## SHORT EXERCISE
The listing below must be repeated word for word, with its images excluded.

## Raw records

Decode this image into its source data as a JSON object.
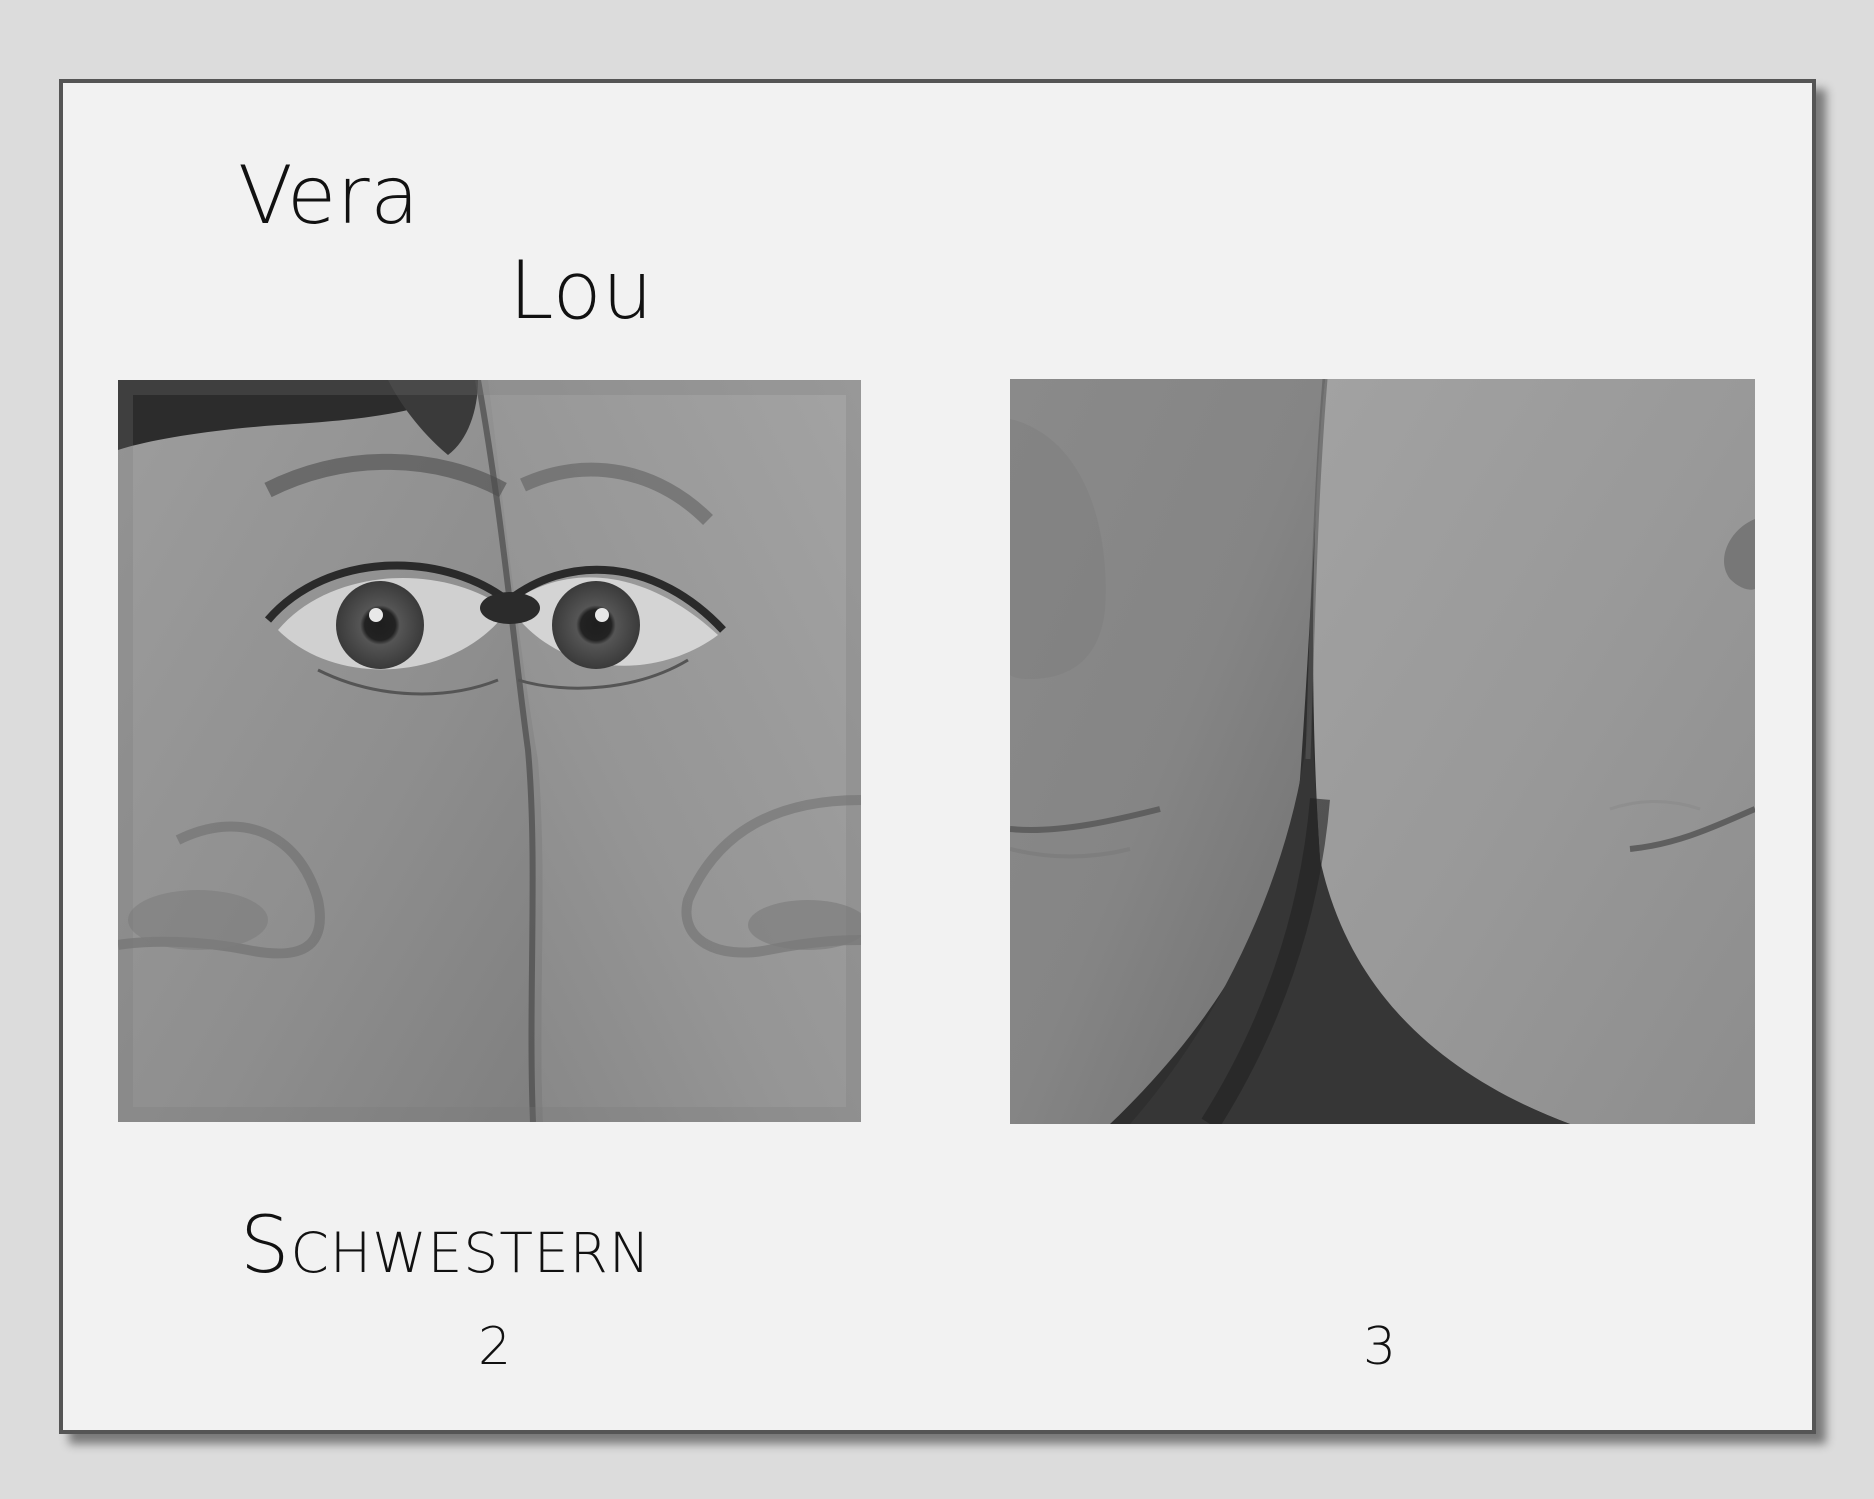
{
  "spread": {
    "names": {
      "first": "Vera",
      "second": "Lou"
    },
    "title": "Schwestern",
    "page_numbers": {
      "left": "2",
      "right": "3"
    },
    "photos": {
      "left": {
        "icon": "sisters-eyes-photo"
      },
      "right": {
        "icon": "sisters-cheeks-photo"
      }
    },
    "colors": {
      "page": "#f2f2f2",
      "border": "#555555",
      "background": "#dcdcdc",
      "text": "#111111"
    }
  }
}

## RESPONSE
Decode this image into its source data as a JSON object.
{
  "spread": {
    "names": {
      "first": "Vera",
      "second": "Lou"
    },
    "title": "Schwestern",
    "page_numbers": {
      "left": "2",
      "right": "3"
    },
    "photos": {
      "left": {
        "icon": "sisters-eyes-photo"
      },
      "right": {
        "icon": "sisters-cheeks-photo"
      }
    },
    "colors": {
      "page": "#f2f2f2",
      "border": "#555555",
      "background": "#dcdcdc",
      "text": "#111111"
    }
  }
}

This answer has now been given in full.